_WRITTEN TASK_.
Find all lines in the records that include the word "общее", and copy them out.

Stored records
────────────────────────────────────────
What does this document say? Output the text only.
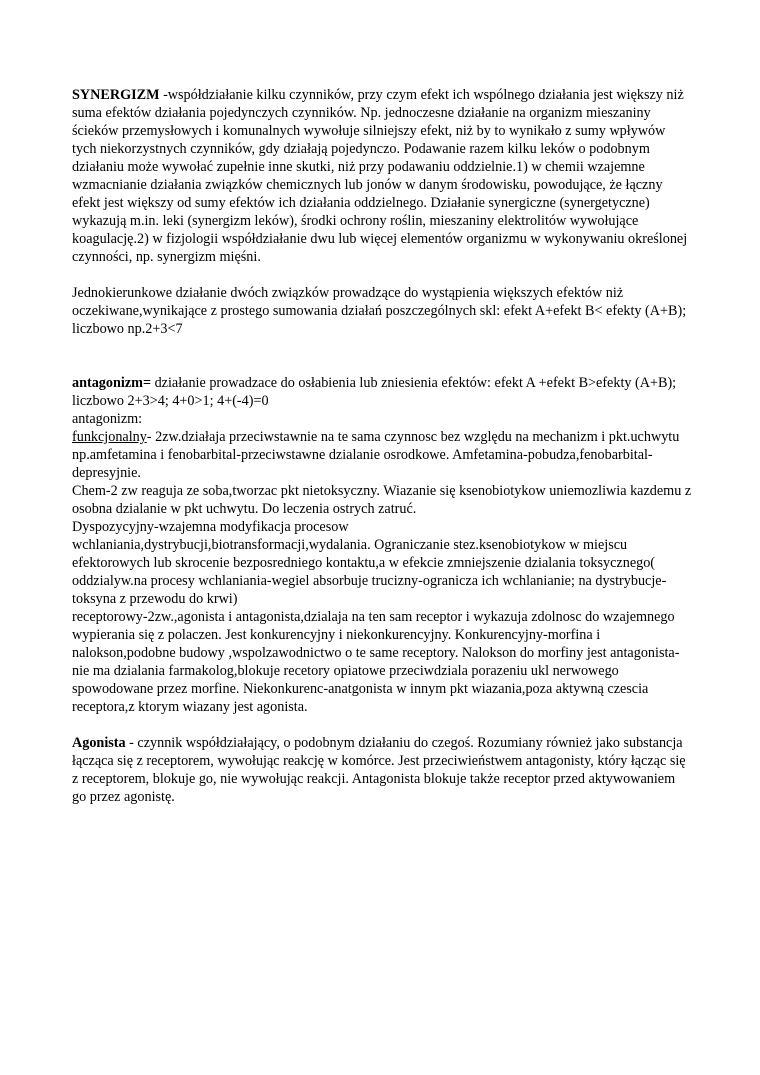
SYNERGIZM -współdziałanie kilku czynników, przy czym efekt ich wspólnego działania jest większy niż suma efektów działania pojedynczych czynników. Np. jednoczesne działanie na organizm mieszaniny ścieków przemysłowych i komunalnych wywołuje silniejszy efekt, niż by to wynikało z sumy wpływów tych niekorzystnych czynników, gdy działają pojedynczo. Podawanie razem kilku leków o podobnym działaniu może wywołać zupełnie inne skutki, niż przy podawaniu oddzielnie.1) w chemii wzajemne wzmacnianie działania związków chemicznych lub jonów w danym środowisku, powodujące, że łączny efekt jest większy od sumy efektów ich działania oddzielnego. Działanie synergiczne (synergetyczne) wykazują m.in. leki (synergizm leków), środki ochrony roślin, mieszaniny elektrolitów wywołujące koagulację.2) w fizjologii współdziałanie dwu lub więcej elementów organizmu w wykonywaniu określonej czynności, np. synergizm mięśni.

Jednokierunkowe działanie dwóch związków prowadzące do wystąpienia większych efektów niż oczekiwane,wynikające z prostego sumowania działań poszczególnych skl: efekt A+efekt B< efekty (A+B); liczbowo np.2+3<7

antagonizm= działanie prowadzace do osłabienia lub zniesienia efektów: efekt A +efekt B>efekty (A+B); liczbowo 2+3>4; 4+0>1; 4+(-4)=0

antagonizm:

funkcjonalny- 2zw.działaja przeciwstawnie na te sama czynnosc bez względu na mechanizm i pkt.uchwytu np.amfetamina i fenobarbital-przeciwstawne dzialanie osrodkowe. Amfetamina-pobudza,fenobarbital-depresyjnie.

Chem-2 zw reaguja ze soba,tworzac pkt nietoksyczny. Wiazanie się ksenobiotykow uniemozliwia kazdemu z osobna dzialanie w pkt uchwytu. Do leczenia ostrych zatruć.

Dyspozycyjny-wzajemna modyfikacja procesow

wchlaniania,dystrybucji,biotransformacji,wydalania. Ograniczanie stez.ksenobiotykow w miejscu efektorowych lub skrocenie bezposredniego kontaktu,a w efekcie zmniejszenie dzialania toksycznego( oddzialyw.na procesy wchlaniania-wegiel absorbuje trucizny-ogranicza ich wchlanianie; na dystrybucje-toksyna z przewodu do krwi)

receptorowy-2zw.,agonista i antagonista,dzialaja na ten sam receptor i wykazuja zdolnosc do wzajemnego wypierania się z polaczen. Jest konkurencyjny i niekonkurencyjny. Konkurencyjny-morfina i nalokson,podobne budowy ,wspolzawodnictwo o te same receptory. Nalokson do morfiny jest antagonista-nie ma dzialania farmakolog,blokuje recetory opiatowe przeciwdziala porazeniu ukl nerwowego spowodowane przez morfine. Niekonkurenc-anatgonista w innym pkt wiazania,poza aktywną czescia receptora,z ktorym wiazany jest agonista.

Agonista - czynnik współdziałający, o podobnym działaniu do czegoś. Rozumiany również jako substancja łącząca się z receptorem, wywołując reakcję w komórce. Jest przeciwieństwem antagonisty, który łącząc się z receptorem, blokuje go, nie wywołując reakcji. Antagonista blokuje także receptor przed aktywowaniem go przez agonistę.
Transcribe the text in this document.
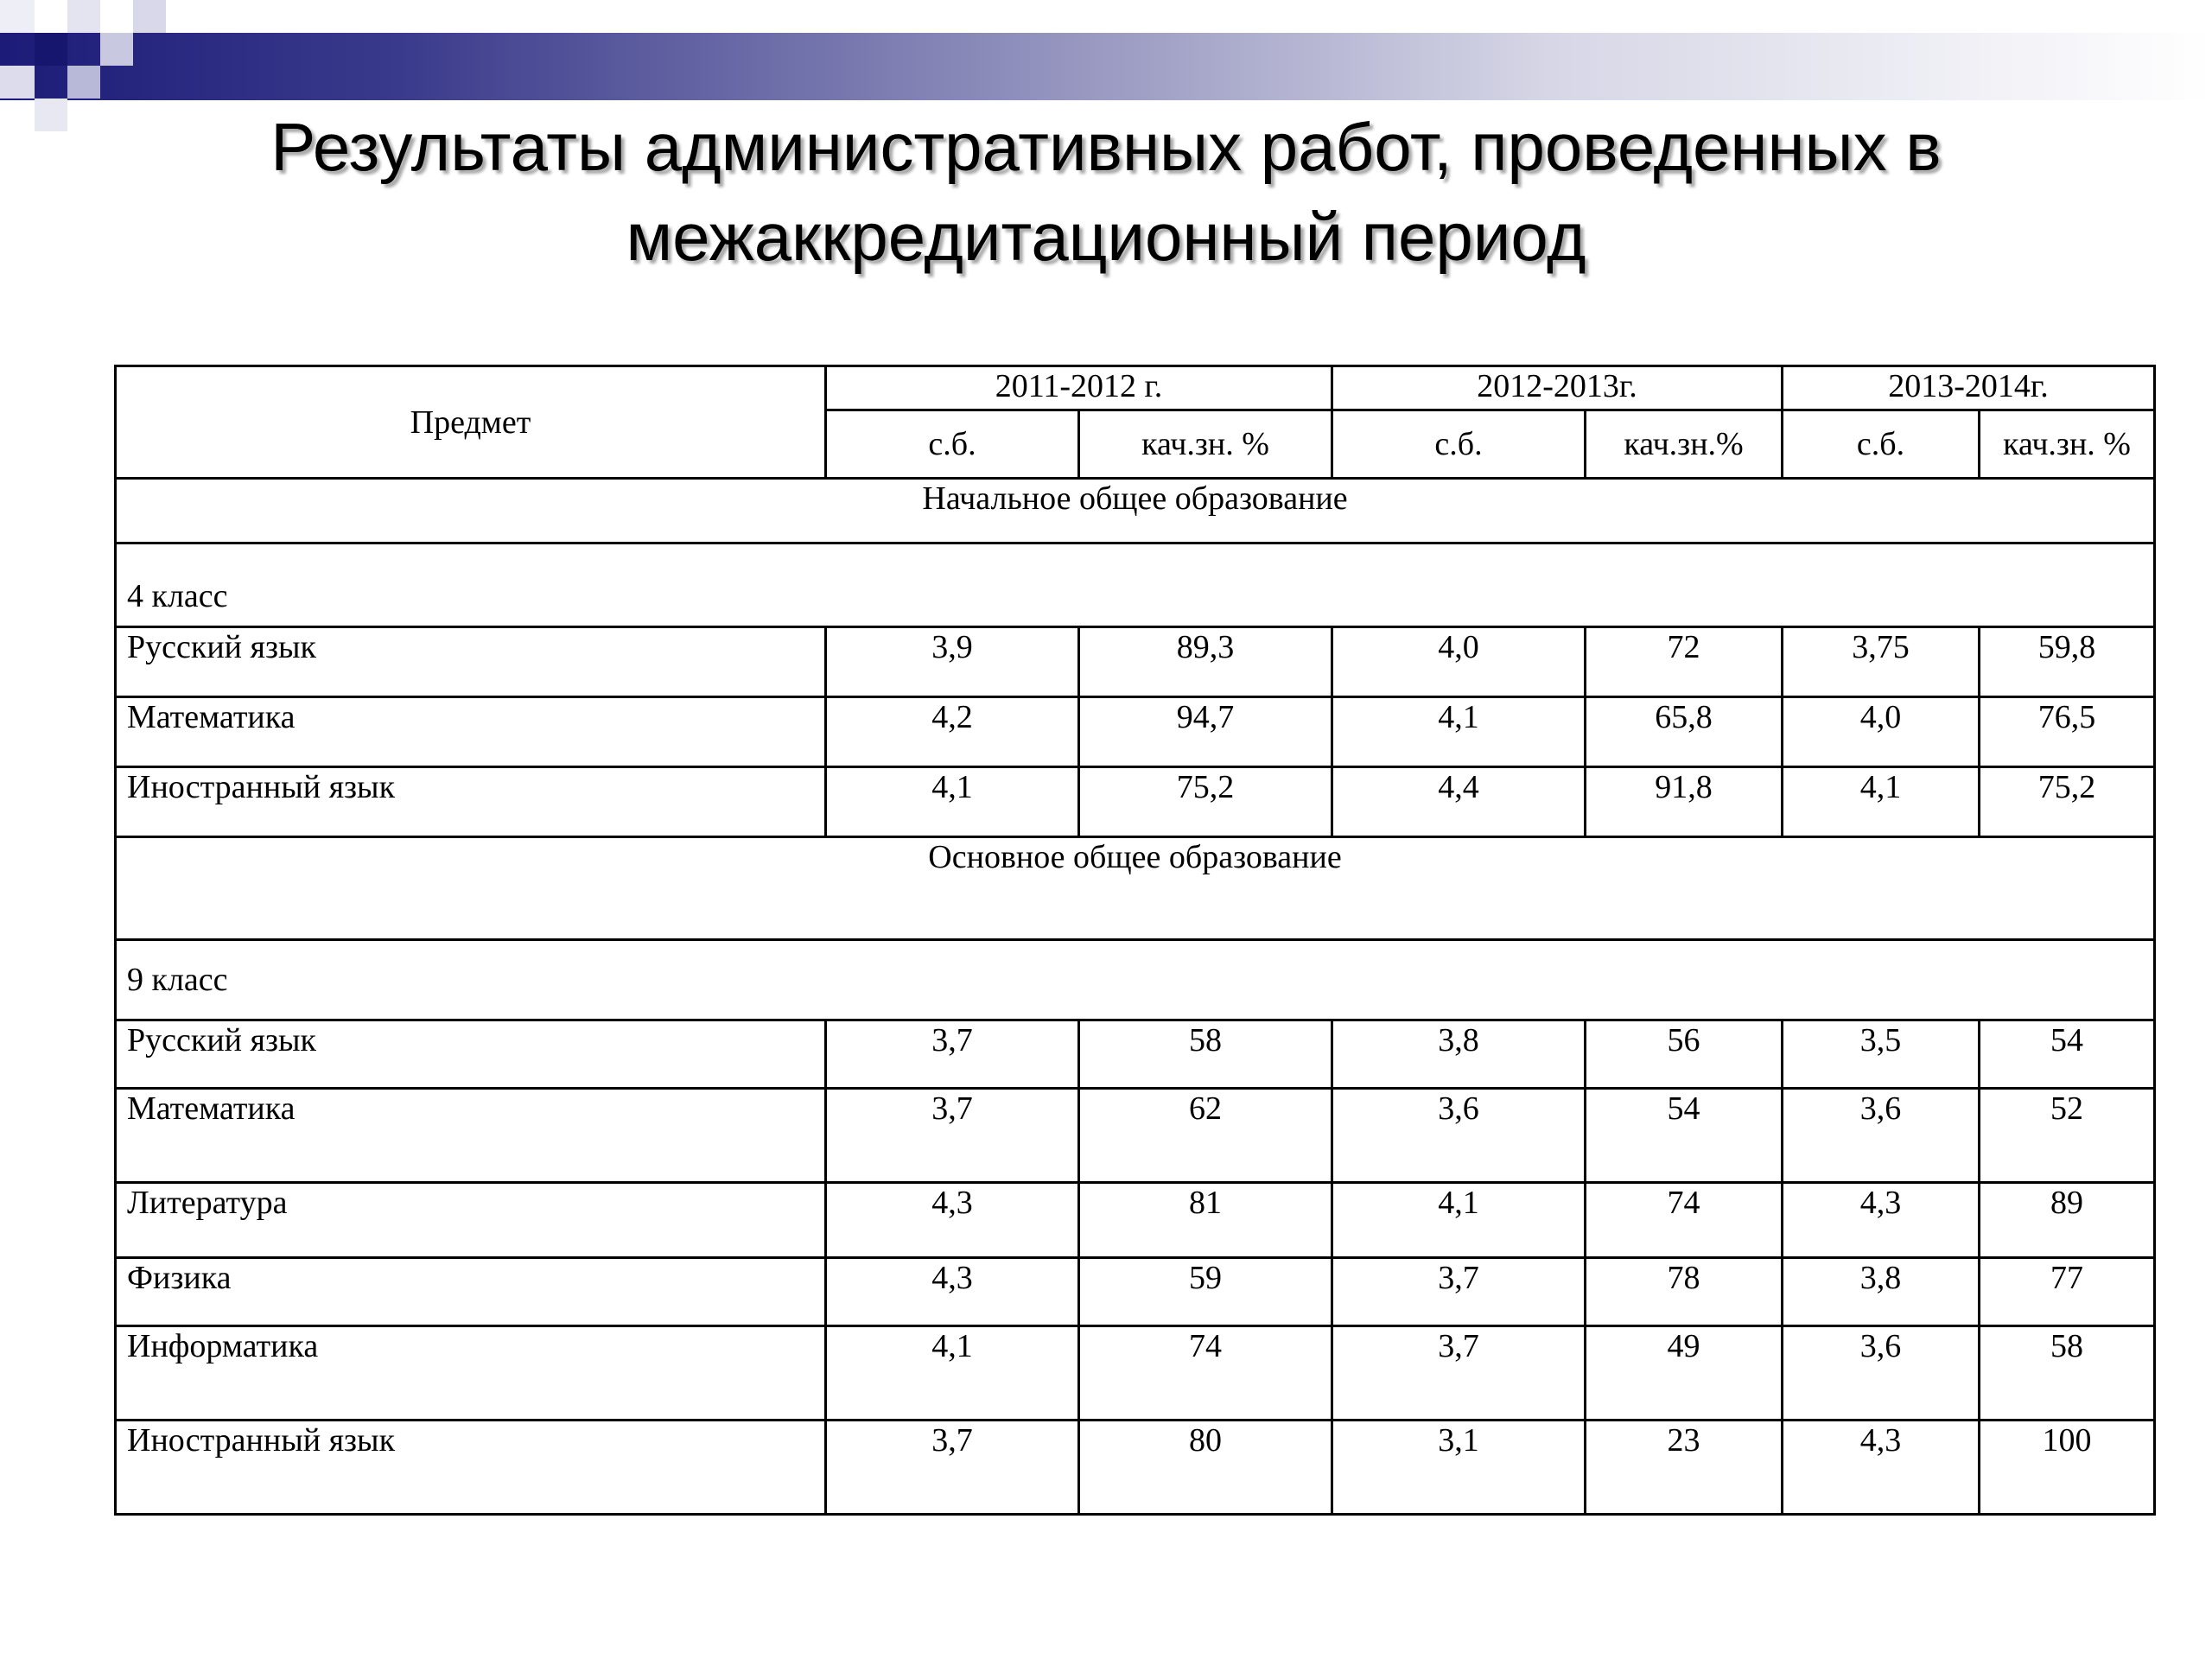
Результаты административных работ, проведенных в
межаккредитационный период
Предмет	2011-2012 г.		2012-2013г.		2013-2014г.	
	с.б.	кач.зн. %	с.б.	кач.зн.%	с.б.	кач.зн. %
Начальное общее образование						
4 класс						
Русский язык	3,9	89,3	4,0	72	3,75	59,8
Математика	4,2	94,7	4,1	65,8	4,0	76,5
Иностранный язык	4,1	75,2	4,4	91,8	4,1	75,2
Основное общее образование						
9 класс						
Русский язык	3,7	58	3,8	56	3,5	54
Математика	3,7	62	3,6	54	3,6	52
Литература	4,3	81	4,1	74	4,3	89
Физика	4,3	59	3,7	78	3,8	77
Информатика	4,1	74	3,7	49	3,6	58
Иностранный язык	3,7	80	3,1	23	4,3	100
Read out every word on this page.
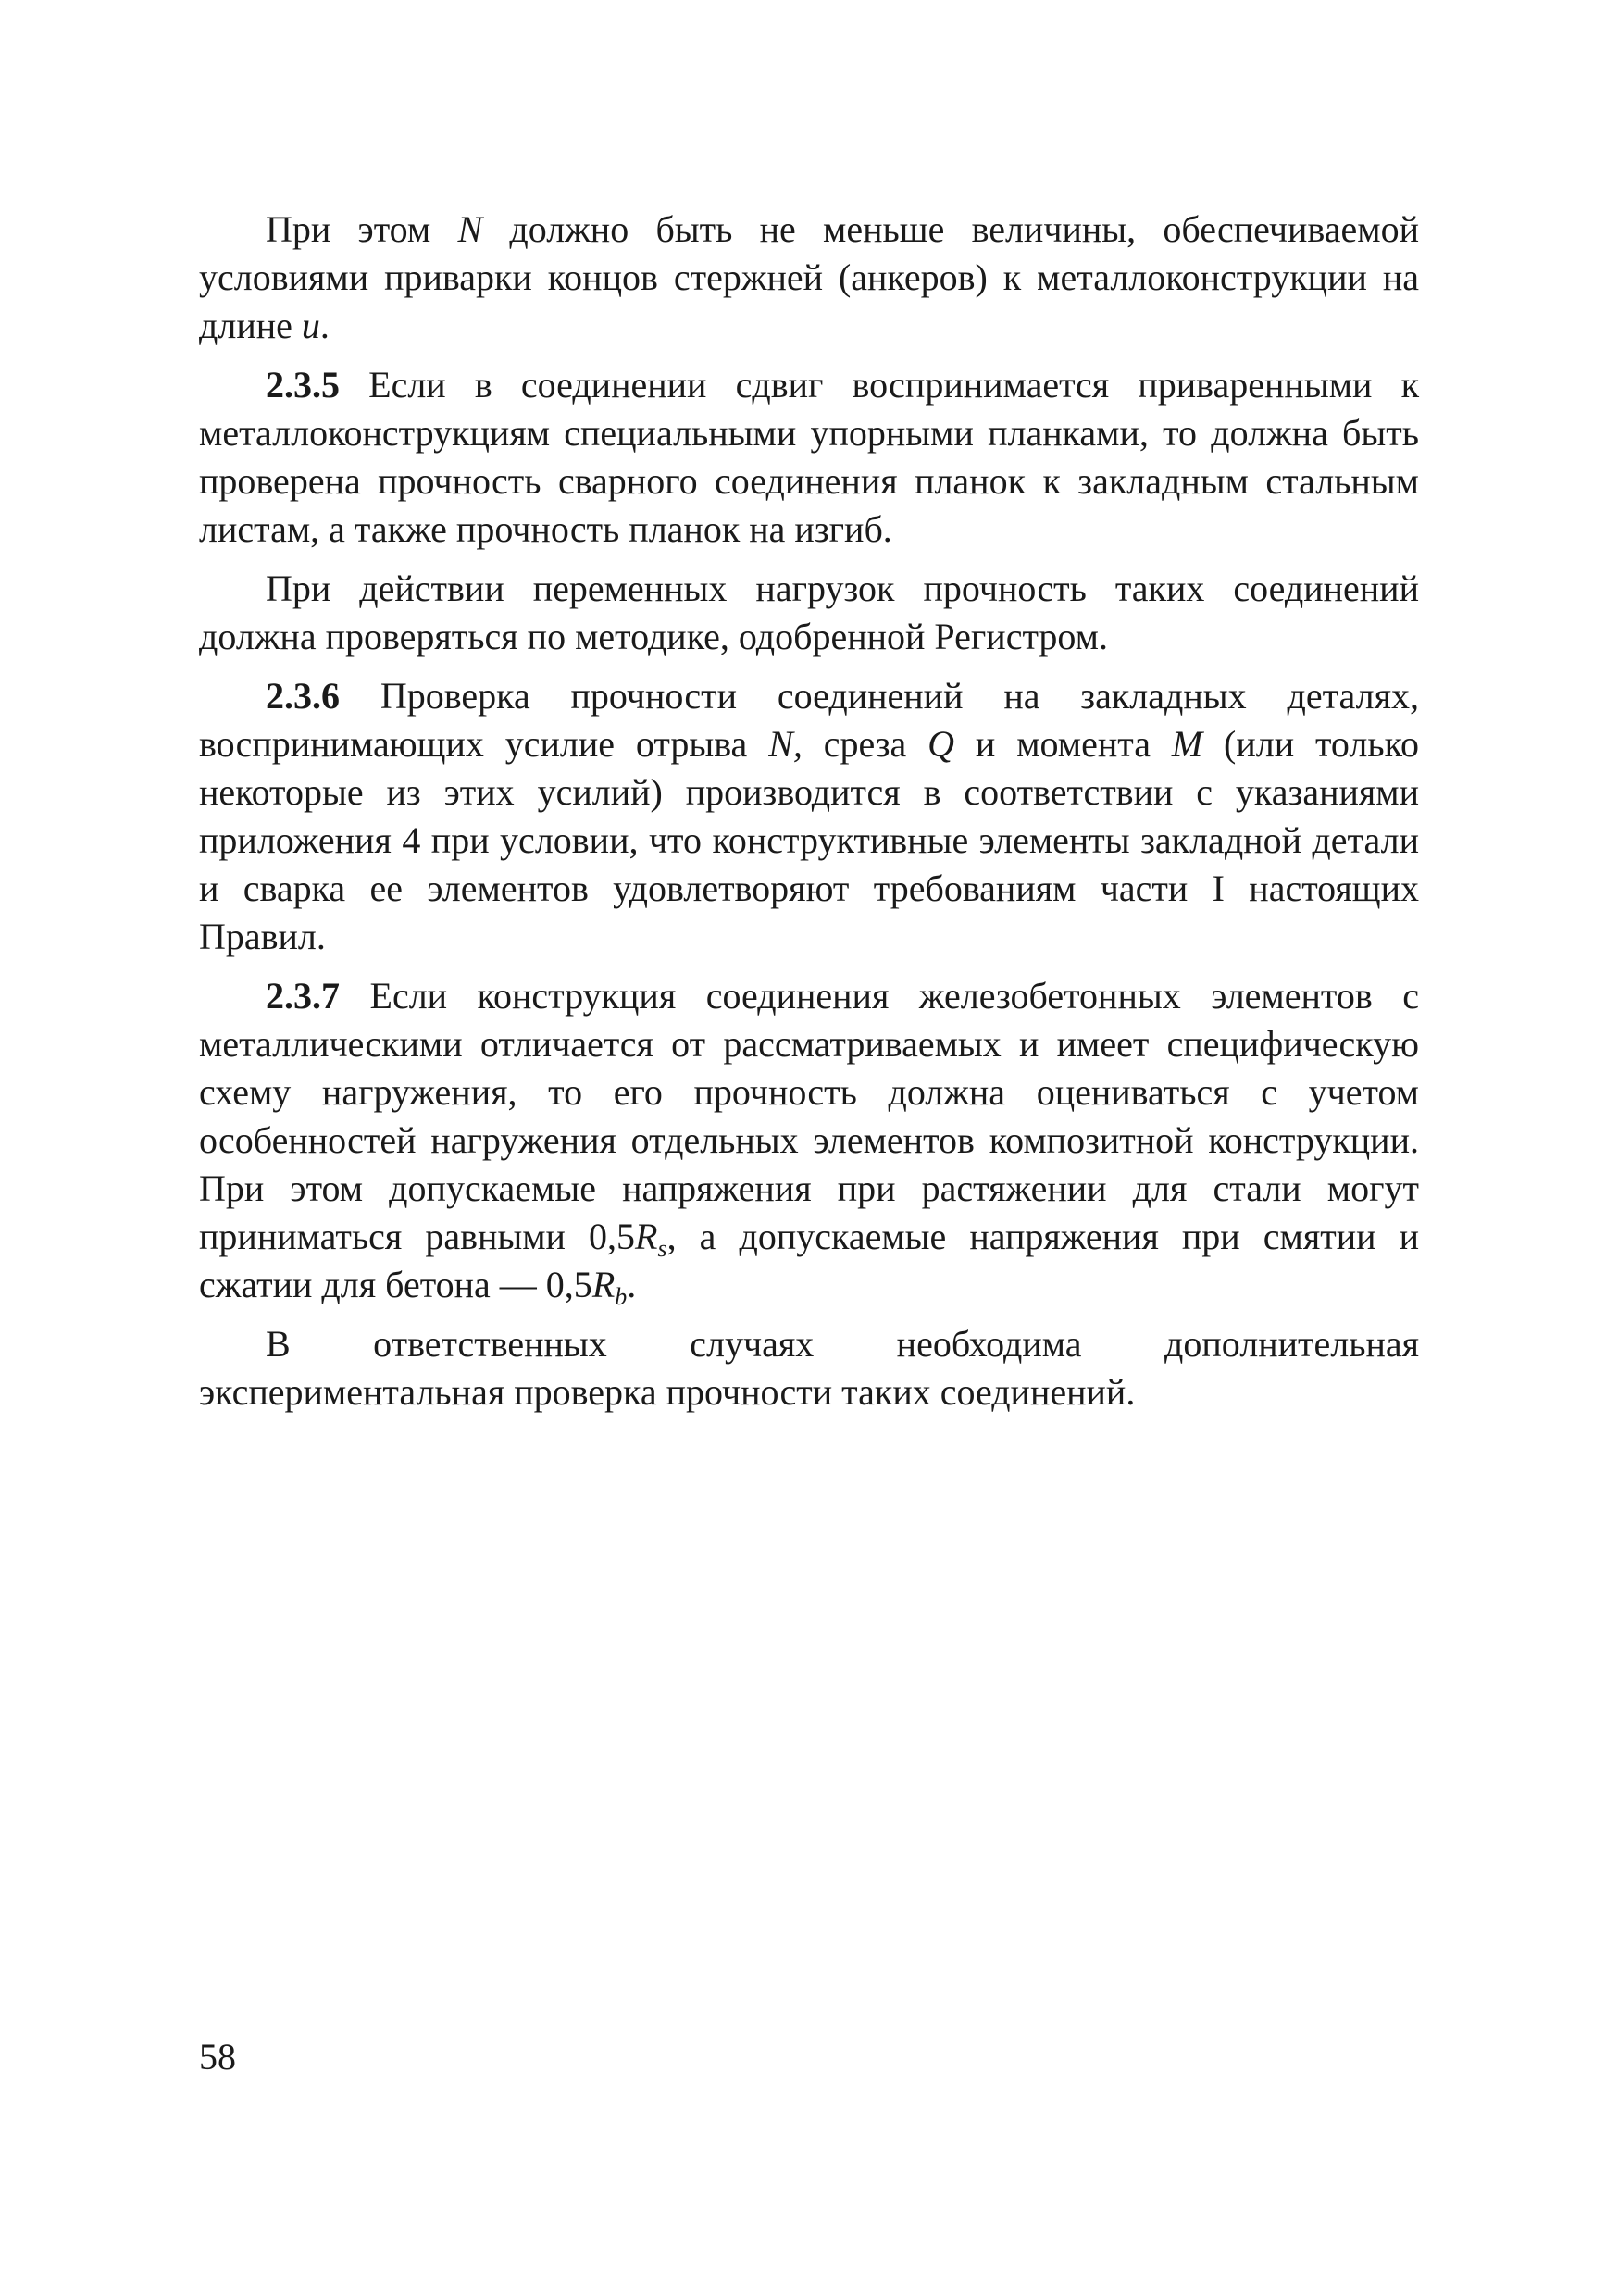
При этом N должно быть не меньше величины, обеспечиваемой условиями приварки концов стержней (анкеров) к металлоконструкции на длине u.

2.3.5 Если в соединении сдвиг воспринимается приваренными к металлоконструкциям специальными упорными планками, то должна быть проверена прочность сварного соединения планок к закладным стальным листам, а также прочность планок на изгиб.

При действии переменных нагрузок прочность таких соединений должна проверяться по методике, одобренной Регистром.

2.3.6 Проверка прочности соединений на закладных деталях, воспринимающих усилие отрыва N, среза Q и момента M (или только некоторые из этих усилий) производится в соответствии с указаниями приложения 4 при условии, что конструктивные элементы закладной детали и сварка ее элементов удовлетворяют требованиям части I настоящих Правил.

2.3.7 Если конструкция соединения железобетонных элементов с металлическими отличается от рассматриваемых и имеет специфическую схему нагружения, то его прочность должна оцениваться с учетом особенностей нагружения отдельных элементов композитной конструкции. При этом допускаемые напряжения при растяжении для стали могут приниматься равными $0,5R_s$, а допускаемые напряжения при смятии и сжатии для бетона — $0,5R_b$.

В ответственных случаях необходима дополнительная экспериментальная проверка прочности таких соединений.

58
────────────────────────────────────────
_FINISHED EXERCISE_.
Начальное общее образование						
Основное общее образование						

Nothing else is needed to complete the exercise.